● GIVEN DATA

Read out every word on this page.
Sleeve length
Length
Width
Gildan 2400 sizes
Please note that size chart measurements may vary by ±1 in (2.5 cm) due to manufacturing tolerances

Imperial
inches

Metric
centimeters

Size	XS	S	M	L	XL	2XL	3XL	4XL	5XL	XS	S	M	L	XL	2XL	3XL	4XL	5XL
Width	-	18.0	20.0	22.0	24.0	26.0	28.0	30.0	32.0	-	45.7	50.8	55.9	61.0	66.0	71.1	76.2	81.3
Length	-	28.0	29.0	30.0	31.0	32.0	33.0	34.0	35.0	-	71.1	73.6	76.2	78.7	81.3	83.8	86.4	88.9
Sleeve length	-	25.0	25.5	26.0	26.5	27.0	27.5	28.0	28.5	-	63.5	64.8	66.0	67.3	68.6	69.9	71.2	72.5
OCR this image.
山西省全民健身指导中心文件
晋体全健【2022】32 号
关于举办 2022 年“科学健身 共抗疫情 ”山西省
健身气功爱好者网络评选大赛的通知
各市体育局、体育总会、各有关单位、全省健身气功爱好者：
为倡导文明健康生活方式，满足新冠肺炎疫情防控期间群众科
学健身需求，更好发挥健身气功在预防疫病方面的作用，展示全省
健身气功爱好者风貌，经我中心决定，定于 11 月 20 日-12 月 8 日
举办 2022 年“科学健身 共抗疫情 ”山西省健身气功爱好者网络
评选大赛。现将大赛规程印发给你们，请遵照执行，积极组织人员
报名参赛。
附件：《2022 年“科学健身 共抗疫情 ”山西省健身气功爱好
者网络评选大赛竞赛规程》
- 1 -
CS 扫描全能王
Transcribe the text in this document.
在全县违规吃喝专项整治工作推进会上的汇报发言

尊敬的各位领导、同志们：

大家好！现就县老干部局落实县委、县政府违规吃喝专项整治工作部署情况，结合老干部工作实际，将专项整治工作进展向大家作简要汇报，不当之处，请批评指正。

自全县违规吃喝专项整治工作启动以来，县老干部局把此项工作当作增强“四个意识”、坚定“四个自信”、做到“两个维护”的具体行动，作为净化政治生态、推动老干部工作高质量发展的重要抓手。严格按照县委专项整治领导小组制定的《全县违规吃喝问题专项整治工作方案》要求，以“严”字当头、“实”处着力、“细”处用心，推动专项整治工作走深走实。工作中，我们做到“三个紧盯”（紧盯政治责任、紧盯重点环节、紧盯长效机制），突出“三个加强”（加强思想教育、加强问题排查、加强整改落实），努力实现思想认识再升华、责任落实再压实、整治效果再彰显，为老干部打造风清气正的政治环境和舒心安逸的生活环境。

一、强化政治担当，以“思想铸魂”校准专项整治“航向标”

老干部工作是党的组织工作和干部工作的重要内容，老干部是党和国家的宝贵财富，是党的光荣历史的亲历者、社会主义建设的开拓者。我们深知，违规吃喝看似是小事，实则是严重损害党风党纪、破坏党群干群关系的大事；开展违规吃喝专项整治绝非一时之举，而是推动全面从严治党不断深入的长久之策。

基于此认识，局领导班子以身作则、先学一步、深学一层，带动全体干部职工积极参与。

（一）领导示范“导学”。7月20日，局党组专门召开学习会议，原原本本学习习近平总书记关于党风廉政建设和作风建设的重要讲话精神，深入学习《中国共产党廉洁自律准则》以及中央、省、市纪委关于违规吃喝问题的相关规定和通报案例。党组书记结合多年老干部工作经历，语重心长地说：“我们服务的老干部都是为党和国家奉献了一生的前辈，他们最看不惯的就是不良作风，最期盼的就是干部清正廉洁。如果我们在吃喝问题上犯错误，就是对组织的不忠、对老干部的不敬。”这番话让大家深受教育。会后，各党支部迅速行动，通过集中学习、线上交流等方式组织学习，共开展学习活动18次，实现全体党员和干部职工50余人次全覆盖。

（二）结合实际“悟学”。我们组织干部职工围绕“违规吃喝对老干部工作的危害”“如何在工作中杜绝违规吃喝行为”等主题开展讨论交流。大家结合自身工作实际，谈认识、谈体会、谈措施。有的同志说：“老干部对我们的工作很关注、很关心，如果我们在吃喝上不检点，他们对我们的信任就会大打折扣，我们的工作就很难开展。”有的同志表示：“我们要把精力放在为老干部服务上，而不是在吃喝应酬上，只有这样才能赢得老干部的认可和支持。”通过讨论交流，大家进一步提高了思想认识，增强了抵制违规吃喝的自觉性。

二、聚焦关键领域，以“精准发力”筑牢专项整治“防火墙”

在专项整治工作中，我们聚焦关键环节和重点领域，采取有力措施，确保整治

● REQUIRED WORK
Provide only the number of lines in the entries that hold the word "共抗疫情".

● WRITTEN RESPONSE
3